> **TASK GOAL**
Your task is to copy the listing exactly. Drop any pictures from the copy.

(Data records)
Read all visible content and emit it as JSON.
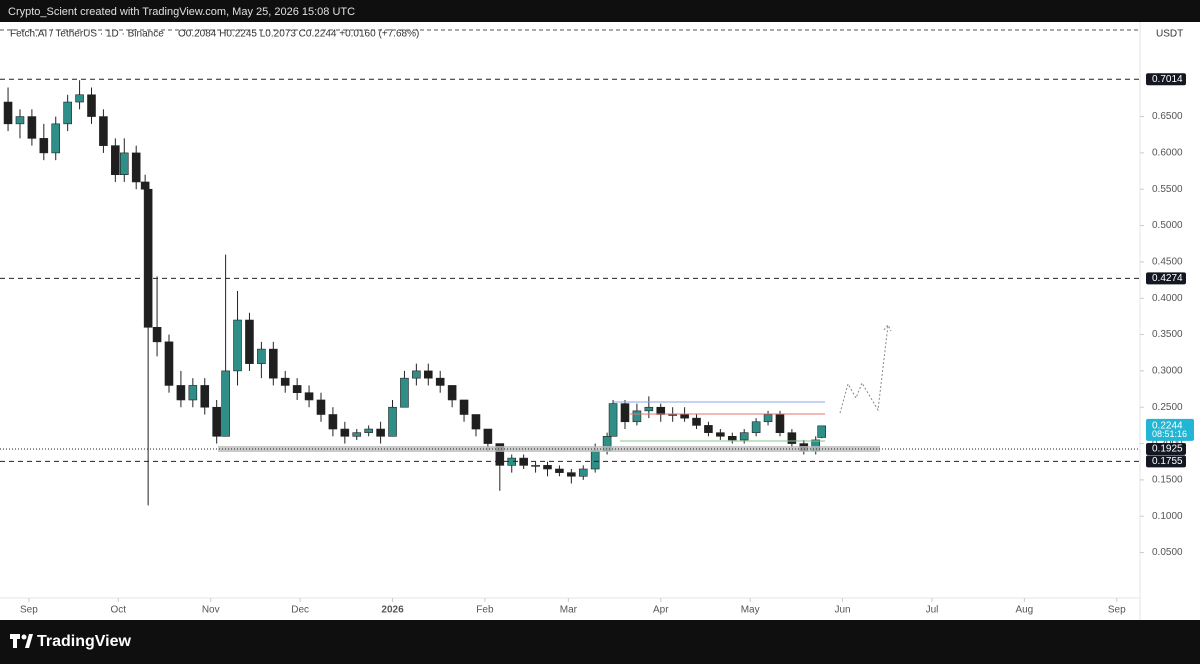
{
  "header": {
    "attribution": "Crypto_Scient created with TradingView.com, May 25, 2026 15:08 UTC"
  },
  "footer": {
    "brand": "TradingView"
  },
  "chart_data": {
    "type": "candlestick",
    "title": "Fetch.AI / TetherUS · 1D · Binance",
    "ohlc_legend": "O0.2084  H0.2245  L0.2073  C0.2244  +0.0160 (+7.68%)",
    "currency": "USDT",
    "up_color": "#2f8f88",
    "down_color": "#1f1f1f",
    "x": [
      -7,
      -3,
      1,
      5,
      9,
      13,
      17,
      21,
      25,
      29,
      32,
      36,
      39,
      40,
      43,
      47,
      51,
      55,
      59,
      63,
      66,
      70,
      74,
      78,
      82,
      86,
      90,
      94,
      98,
      102,
      106,
      110,
      114,
      118,
      122,
      126,
      130,
      134,
      138,
      142,
      146,
      150,
      154,
      158,
      162,
      166,
      170,
      174,
      178,
      182,
      186,
      190,
      194,
      196,
      200,
      204,
      208,
      212,
      216,
      220,
      224,
      228,
      232,
      236,
      240,
      244,
      248,
      252,
      256,
      260,
      264,
      266
    ],
    "open": [
      0.67,
      0.64,
      0.65,
      0.62,
      0.6,
      0.64,
      0.67,
      0.68,
      0.65,
      0.61,
      0.57,
      0.6,
      0.56,
      0.55,
      0.36,
      0.34,
      0.28,
      0.26,
      0.28,
      0.25,
      0.21,
      0.3,
      0.37,
      0.31,
      0.33,
      0.29,
      0.28,
      0.27,
      0.26,
      0.24,
      0.22,
      0.21,
      0.215,
      0.22,
      0.21,
      0.25,
      0.29,
      0.3,
      0.29,
      0.28,
      0.26,
      0.24,
      0.22,
      0.2,
      0.17,
      0.18,
      0.17,
      0.17,
      0.165,
      0.16,
      0.155,
      0.165,
      0.19,
      0.21,
      0.255,
      0.23,
      0.245,
      0.25,
      0.24,
      0.24,
      0.235,
      0.225,
      0.215,
      0.21,
      0.205,
      0.215,
      0.23,
      0.24,
      0.215,
      0.2,
      0.19,
      0.2084
    ],
    "high": [
      0.69,
      0.66,
      0.66,
      0.64,
      0.65,
      0.68,
      0.7,
      0.69,
      0.66,
      0.62,
      0.62,
      0.61,
      0.57,
      0.55,
      0.43,
      0.35,
      0.3,
      0.29,
      0.29,
      0.26,
      0.46,
      0.41,
      0.38,
      0.34,
      0.34,
      0.3,
      0.29,
      0.28,
      0.27,
      0.25,
      0.23,
      0.22,
      0.225,
      0.23,
      0.26,
      0.3,
      0.31,
      0.31,
      0.3,
      0.28,
      0.26,
      0.24,
      0.22,
      0.2,
      0.185,
      0.185,
      0.175,
      0.175,
      0.17,
      0.165,
      0.17,
      0.2,
      0.215,
      0.26,
      0.26,
      0.255,
      0.265,
      0.255,
      0.25,
      0.25,
      0.24,
      0.23,
      0.22,
      0.215,
      0.22,
      0.235,
      0.245,
      0.245,
      0.22,
      0.205,
      0.21,
      0.2245
    ],
    "low": [
      0.63,
      0.62,
      0.61,
      0.59,
      0.59,
      0.63,
      0.66,
      0.64,
      0.6,
      0.56,
      0.56,
      0.55,
      0.53,
      0.115,
      0.32,
      0.27,
      0.25,
      0.25,
      0.24,
      0.2,
      0.21,
      0.28,
      0.3,
      0.29,
      0.28,
      0.27,
      0.26,
      0.25,
      0.23,
      0.21,
      0.2,
      0.205,
      0.21,
      0.2,
      0.21,
      0.25,
      0.28,
      0.28,
      0.27,
      0.25,
      0.23,
      0.21,
      0.19,
      0.135,
      0.16,
      0.165,
      0.16,
      0.155,
      0.155,
      0.145,
      0.15,
      0.16,
      0.185,
      0.21,
      0.22,
      0.225,
      0.235,
      0.23,
      0.23,
      0.23,
      0.22,
      0.21,
      0.205,
      0.2,
      0.2,
      0.21,
      0.225,
      0.21,
      0.195,
      0.185,
      0.185,
      0.2073
    ],
    "close": [
      0.64,
      0.65,
      0.62,
      0.6,
      0.64,
      0.67,
      0.68,
      0.65,
      0.61,
      0.57,
      0.6,
      0.56,
      0.55,
      0.36,
      0.34,
      0.28,
      0.26,
      0.28,
      0.25,
      0.21,
      0.3,
      0.37,
      0.31,
      0.33,
      0.29,
      0.28,
      0.27,
      0.26,
      0.24,
      0.22,
      0.21,
      0.215,
      0.22,
      0.21,
      0.25,
      0.29,
      0.3,
      0.29,
      0.28,
      0.26,
      0.24,
      0.22,
      0.2,
      0.17,
      0.18,
      0.17,
      0.17,
      0.165,
      0.16,
      0.155,
      0.165,
      0.19,
      0.21,
      0.255,
      0.23,
      0.245,
      0.25,
      0.24,
      0.24,
      0.235,
      0.225,
      0.215,
      0.21,
      0.205,
      0.215,
      0.23,
      0.24,
      0.215,
      0.2,
      0.19,
      0.205,
      0.2244
    ],
    "xlim": [
      -9.7,
      372.8
    ],
    "xticks": [
      {
        "value": 0,
        "label": "Sep"
      },
      {
        "value": 30,
        "label": "Oct"
      },
      {
        "value": 61,
        "label": "Nov"
      },
      {
        "value": 91,
        "label": "Dec"
      },
      {
        "value": 122,
        "label": "2026"
      },
      {
        "value": 153,
        "label": "Feb"
      },
      {
        "value": 181,
        "label": "Mar"
      },
      {
        "value": 212,
        "label": "Apr"
      },
      {
        "value": 242,
        "label": "May"
      },
      {
        "value": 273,
        "label": "Jun"
      },
      {
        "value": 303,
        "label": "Jul"
      },
      {
        "value": 334,
        "label": "Aug"
      },
      {
        "value": 365,
        "label": "Sep"
      }
    ],
    "ylim": [
      0.015,
      0.765
    ],
    "yticks": [
      {
        "value": 0.05,
        "label": "0.0500"
      },
      {
        "value": 0.1,
        "label": "0.1000"
      },
      {
        "value": 0.15,
        "label": "0.1500"
      },
      {
        "value": 0.2,
        "label": "0.2000"
      },
      {
        "value": 0.25,
        "label": "0.2500"
      },
      {
        "value": 0.3,
        "label": "0.3000"
      },
      {
        "value": 0.35,
        "label": "0.3500"
      },
      {
        "value": 0.4,
        "label": "0.4000"
      },
      {
        "value": 0.45,
        "label": "0.4500"
      },
      {
        "value": 0.5,
        "label": "0.5000"
      },
      {
        "value": 0.55,
        "label": "0.5500"
      },
      {
        "value": 0.6,
        "label": "0.6000"
      },
      {
        "value": 0.65,
        "label": "0.6500"
      }
    ],
    "price_lines": [
      {
        "price": 0.7014,
        "style": "dashed"
      },
      {
        "price": 0.4274,
        "style": "dashed"
      },
      {
        "price": 0.1925,
        "style": "dotted"
      },
      {
        "price": 0.1755,
        "style": "dashed"
      }
    ],
    "current_price": {
      "price": 0.2244,
      "countdown": "08:51:16",
      "color": "#22b5d4"
    }
  }
}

> **RESULT OF THIS TASK**
Read all visible content and emit it as JSON.
{
  "header": {
    "attribution": "Crypto_Scient created with TradingView.com, May 25, 2026 15:08 UTC"
  },
  "footer": {
    "brand": "TradingView"
  },
  "chart_data": {
    "type": "candlestick",
    "title": "Fetch.AI / TetherUS · 1D · Binance",
    "ohlc_legend": "O0.2084  H0.2245  L0.2073  C0.2244  +0.0160 (+7.68%)",
    "currency": "USDT",
    "up_color": "#2f8f88",
    "down_color": "#1f1f1f",
    "x": [
      -7,
      -3,
      1,
      5,
      9,
      13,
      17,
      21,
      25,
      29,
      32,
      36,
      39,
      40,
      43,
      47,
      51,
      55,
      59,
      63,
      66,
      70,
      74,
      78,
      82,
      86,
      90,
      94,
      98,
      102,
      106,
      110,
      114,
      118,
      122,
      126,
      130,
      134,
      138,
      142,
      146,
      150,
      154,
      158,
      162,
      166,
      170,
      174,
      178,
      182,
      186,
      190,
      194,
      196,
      200,
      204,
      208,
      212,
      216,
      220,
      224,
      228,
      232,
      236,
      240,
      244,
      248,
      252,
      256,
      260,
      264,
      266
    ],
    "open": [
      0.67,
      0.64,
      0.65,
      0.62,
      0.6,
      0.64,
      0.67,
      0.68,
      0.65,
      0.61,
      0.57,
      0.6,
      0.56,
      0.55,
      0.36,
      0.34,
      0.28,
      0.26,
      0.28,
      0.25,
      0.21,
      0.3,
      0.37,
      0.31,
      0.33,
      0.29,
      0.28,
      0.27,
      0.26,
      0.24,
      0.22,
      0.21,
      0.215,
      0.22,
      0.21,
      0.25,
      0.29,
      0.3,
      0.29,
      0.28,
      0.26,
      0.24,
      0.22,
      0.2,
      0.17,
      0.18,
      0.17,
      0.17,
      0.165,
      0.16,
      0.155,
      0.165,
      0.19,
      0.21,
      0.255,
      0.23,
      0.245,
      0.25,
      0.24,
      0.24,
      0.235,
      0.225,
      0.215,
      0.21,
      0.205,
      0.215,
      0.23,
      0.24,
      0.215,
      0.2,
      0.19,
      0.2084
    ],
    "high": [
      0.69,
      0.66,
      0.66,
      0.64,
      0.65,
      0.68,
      0.7,
      0.69,
      0.66,
      0.62,
      0.62,
      0.61,
      0.57,
      0.55,
      0.43,
      0.35,
      0.3,
      0.29,
      0.29,
      0.26,
      0.46,
      0.41,
      0.38,
      0.34,
      0.34,
      0.3,
      0.29,
      0.28,
      0.27,
      0.25,
      0.23,
      0.22,
      0.225,
      0.23,
      0.26,
      0.3,
      0.31,
      0.31,
      0.3,
      0.28,
      0.26,
      0.24,
      0.22,
      0.2,
      0.185,
      0.185,
      0.175,
      0.175,
      0.17,
      0.165,
      0.17,
      0.2,
      0.215,
      0.26,
      0.26,
      0.255,
      0.265,
      0.255,
      0.25,
      0.25,
      0.24,
      0.23,
      0.22,
      0.215,
      0.22,
      0.235,
      0.245,
      0.245,
      0.22,
      0.205,
      0.21,
      0.2245
    ],
    "low": [
      0.63,
      0.62,
      0.61,
      0.59,
      0.59,
      0.63,
      0.66,
      0.64,
      0.6,
      0.56,
      0.56,
      0.55,
      0.53,
      0.115,
      0.32,
      0.27,
      0.25,
      0.25,
      0.24,
      0.2,
      0.21,
      0.28,
      0.3,
      0.29,
      0.28,
      0.27,
      0.26,
      0.25,
      0.23,
      0.21,
      0.2,
      0.205,
      0.21,
      0.2,
      0.21,
      0.25,
      0.28,
      0.28,
      0.27,
      0.25,
      0.23,
      0.21,
      0.19,
      0.135,
      0.16,
      0.165,
      0.16,
      0.155,
      0.155,
      0.145,
      0.15,
      0.16,
      0.185,
      0.21,
      0.22,
      0.225,
      0.235,
      0.23,
      0.23,
      0.23,
      0.22,
      0.21,
      0.205,
      0.2,
      0.2,
      0.21,
      0.225,
      0.21,
      0.195,
      0.185,
      0.185,
      0.2073
    ],
    "close": [
      0.64,
      0.65,
      0.62,
      0.6,
      0.64,
      0.67,
      0.68,
      0.65,
      0.61,
      0.57,
      0.6,
      0.56,
      0.55,
      0.36,
      0.34,
      0.28,
      0.26,
      0.28,
      0.25,
      0.21,
      0.3,
      0.37,
      0.31,
      0.33,
      0.29,
      0.28,
      0.27,
      0.26,
      0.24,
      0.22,
      0.21,
      0.215,
      0.22,
      0.21,
      0.25,
      0.29,
      0.3,
      0.29,
      0.28,
      0.26,
      0.24,
      0.22,
      0.2,
      0.17,
      0.18,
      0.17,
      0.17,
      0.165,
      0.16,
      0.155,
      0.165,
      0.19,
      0.21,
      0.255,
      0.23,
      0.245,
      0.25,
      0.24,
      0.24,
      0.235,
      0.225,
      0.215,
      0.21,
      0.205,
      0.215,
      0.23,
      0.24,
      0.215,
      0.2,
      0.19,
      0.205,
      0.2244
    ],
    "xlim": [
      -9.7,
      372.8
    ],
    "xticks": [
      {
        "value": 0,
        "label": "Sep"
      },
      {
        "value": 30,
        "label": "Oct"
      },
      {
        "value": 61,
        "label": "Nov"
      },
      {
        "value": 91,
        "label": "Dec"
      },
      {
        "value": 122,
        "label": "2026"
      },
      {
        "value": 153,
        "label": "Feb"
      },
      {
        "value": 181,
        "label": "Mar"
      },
      {
        "value": 212,
        "label": "Apr"
      },
      {
        "value": 242,
        "label": "May"
      },
      {
        "value": 273,
        "label": "Jun"
      },
      {
        "value": 303,
        "label": "Jul"
      },
      {
        "value": 334,
        "label": "Aug"
      },
      {
        "value": 365,
        "label": "Sep"
      }
    ],
    "ylim": [
      0.015,
      0.765
    ],
    "yticks": [
      {
        "value": 0.05,
        "label": "0.0500"
      },
      {
        "value": 0.1,
        "label": "0.1000"
      },
      {
        "value": 0.15,
        "label": "0.1500"
      },
      {
        "value": 0.2,
        "label": "0.2000"
      },
      {
        "value": 0.25,
        "label": "0.2500"
      },
      {
        "value": 0.3,
        "label": "0.3000"
      },
      {
        "value": 0.35,
        "label": "0.3500"
      },
      {
        "value": 0.4,
        "label": "0.4000"
      },
      {
        "value": 0.45,
        "label": "0.4500"
      },
      {
        "value": 0.5,
        "label": "0.5000"
      },
      {
        "value": 0.55,
        "label": "0.5500"
      },
      {
        "value": 0.6,
        "label": "0.6000"
      },
      {
        "value": 0.65,
        "label": "0.6500"
      }
    ],
    "price_lines": [
      {
        "price": 0.7014,
        "style": "dashed"
      },
      {
        "price": 0.4274,
        "style": "dashed"
      },
      {
        "price": 0.1925,
        "style": "dotted"
      },
      {
        "price": 0.1755,
        "style": "dashed"
      }
    ],
    "current_price": {
      "price": 0.2244,
      "countdown": "08:51:16",
      "color": "#22b5d4"
    }
  }
}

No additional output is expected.